▶ _GOAL_:
Below are some records. How many of their lines contain the string "Silvano"? Give the number only.

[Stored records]
##########

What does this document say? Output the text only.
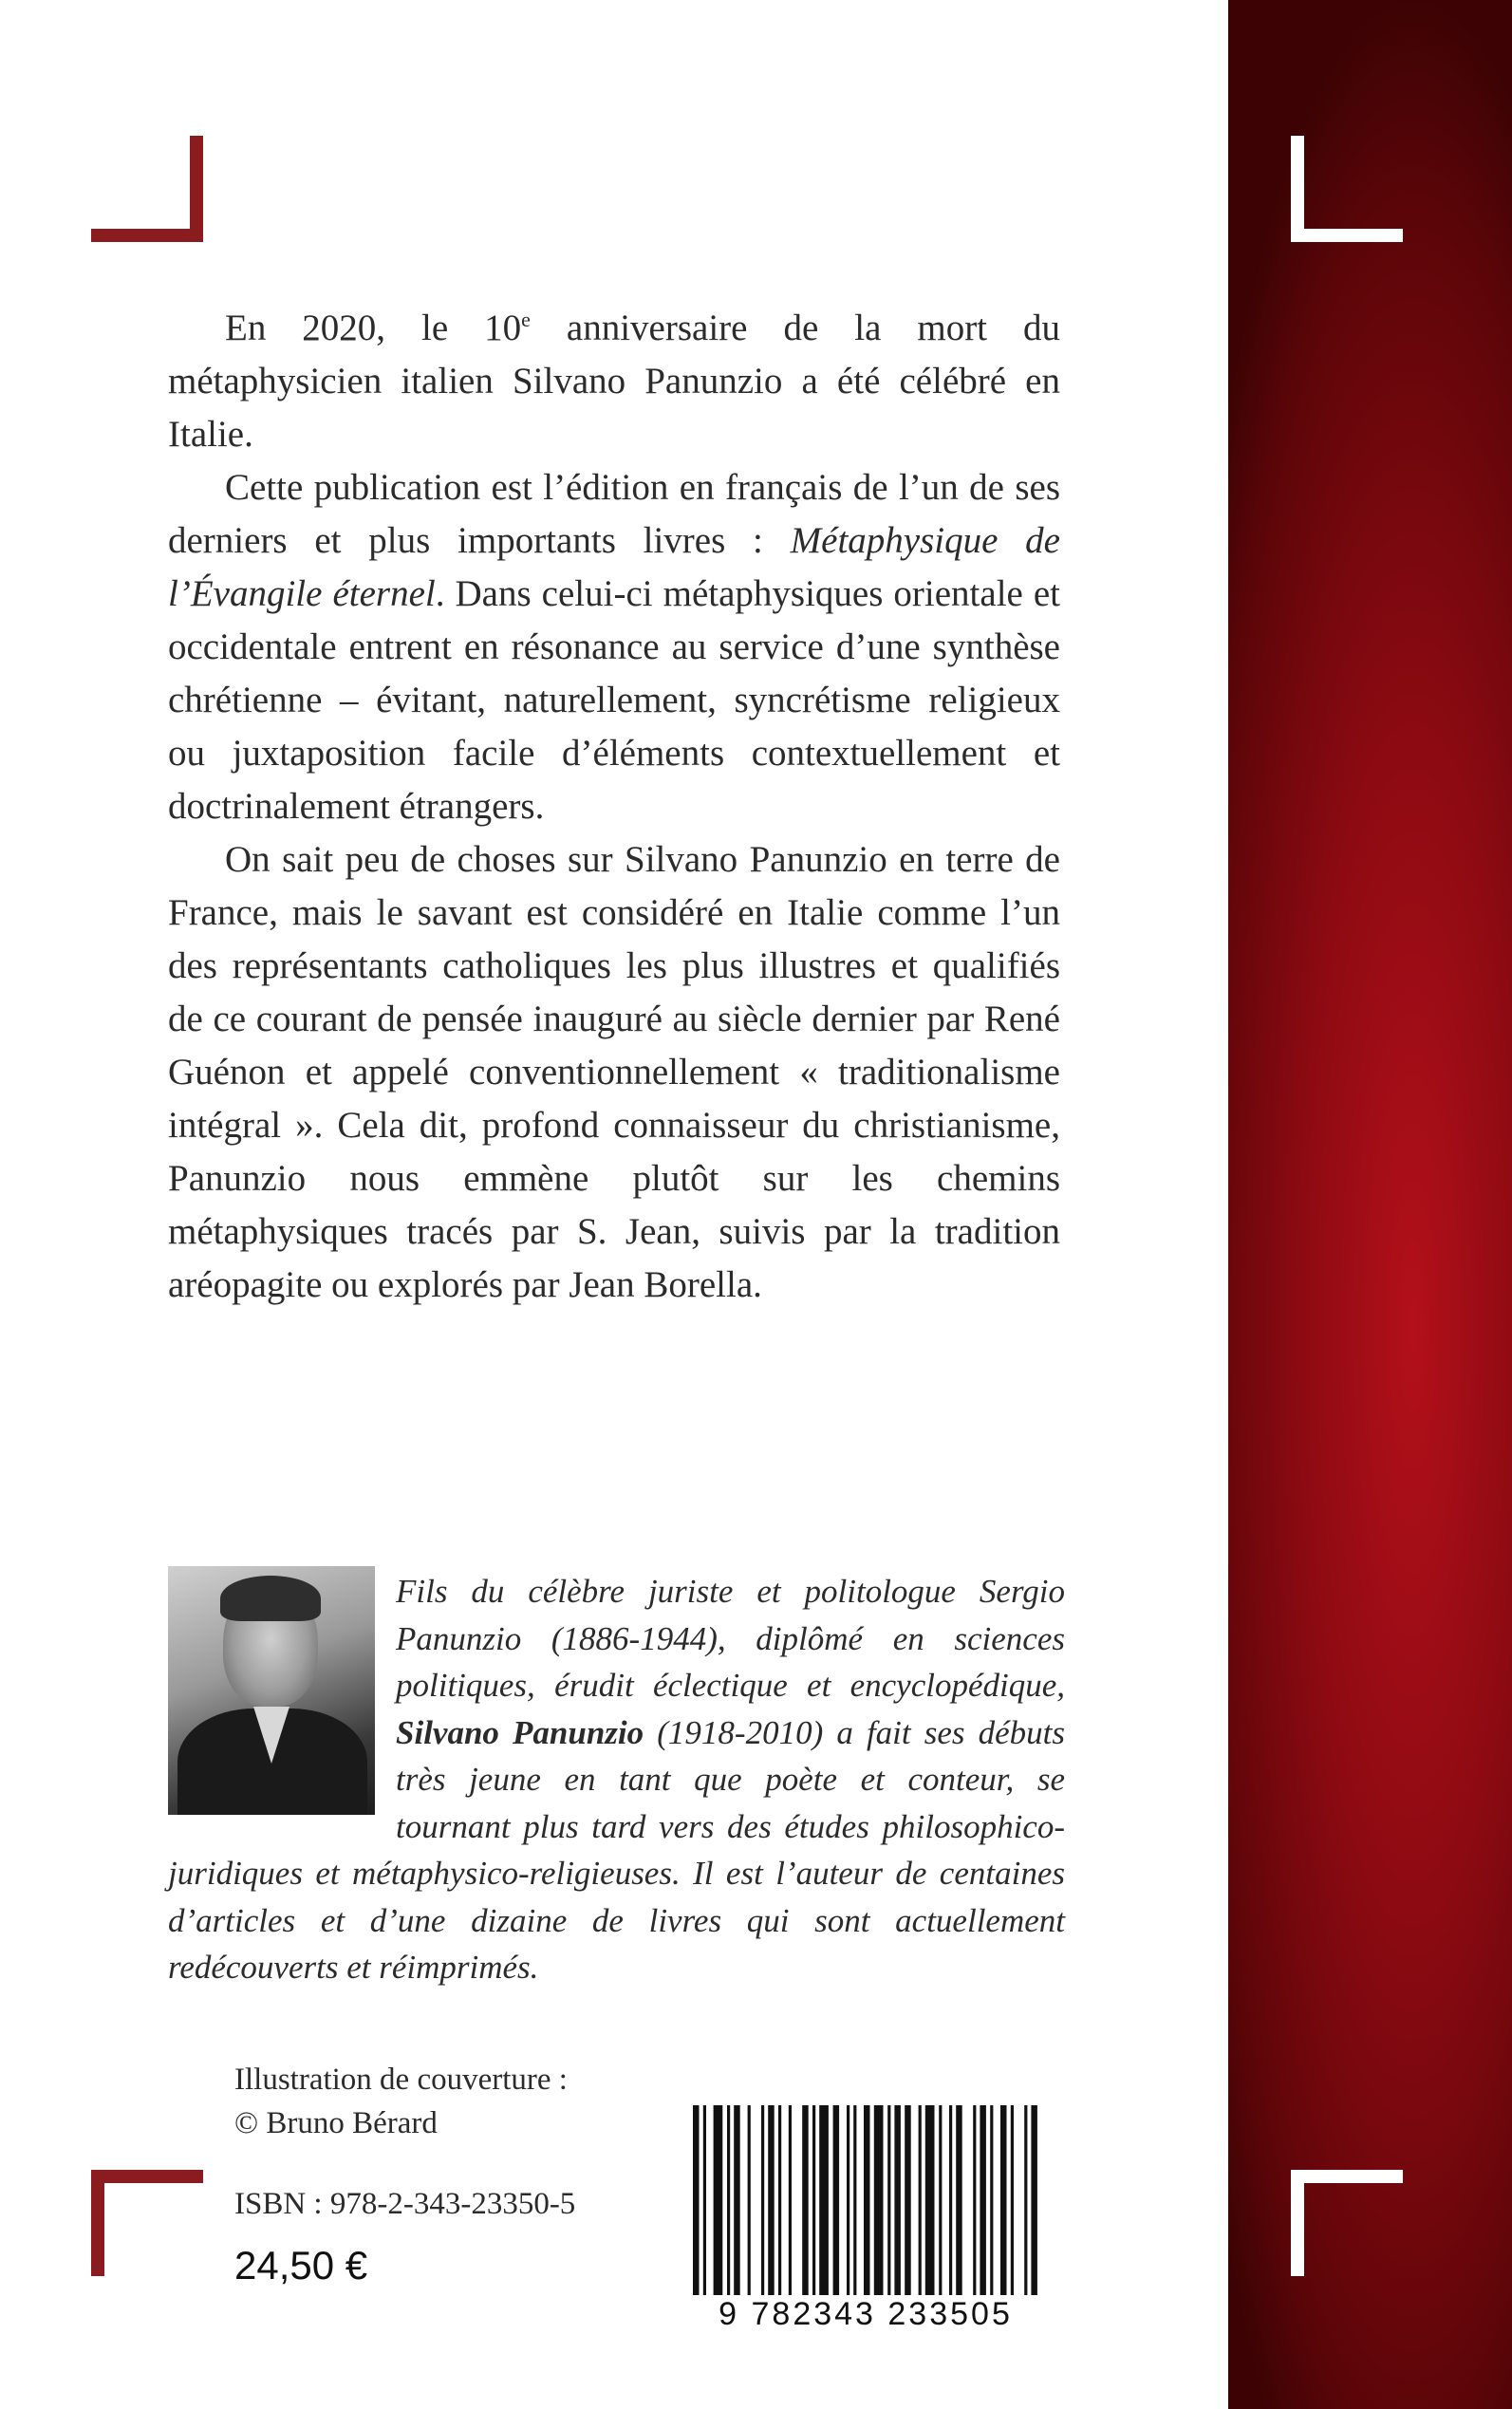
En 2020, le 10e anniversaire de la mort du métaphysicien italien Silvano Panunzio a été célébré en Italie.

Cette publication est l’édition en français de l’un de ses derniers et plus importants livres : Métaphysique de l’Évangile éternel. Dans celui-ci métaphysiques orientale et occidentale entrent en résonance au service d’une synthèse chrétienne – évitant, naturellement, syncrétisme religieux ou juxtaposition facile d’éléments contextuellement et doctrinalement étrangers.

On sait peu de choses sur Silvano Panunzio en terre de France, mais le savant est considéré en Italie comme l’un des représentants catholiques les plus illustres et qualifiés de ce courant de pensée inauguré au siècle dernier par René Guénon et appelé conventionnellement « traditionalisme intégral ». Cela dit, profond connaisseur du christianisme, Panunzio nous emmène plutôt sur les chemins métaphysiques tracés par S. Jean, suivis par la tradition aréopagite ou explorés par Jean Borella.

Fils du célèbre juriste et politologue Sergio Panunzio (1886-1944), diplômé en sciences politiques, érudit éclectique et encyclopédique, Silvano Panunzio (1918-2010) a fait ses débuts très jeune en tant que poète et conteur, se tournant plus tard vers des études philosophico-juridiques et métaphysico-religieuses. Il est l’auteur de centaines d’articles et d’une dizaine de livres qui sont actuellement redécouverts et réimprimés.
Illustration de couverture :
© Bruno Bérard
ISBN : 978-2-343-23350-5
24,50 €
9 782343 233505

##########

▶ _CORRECT OUTPUT_:
3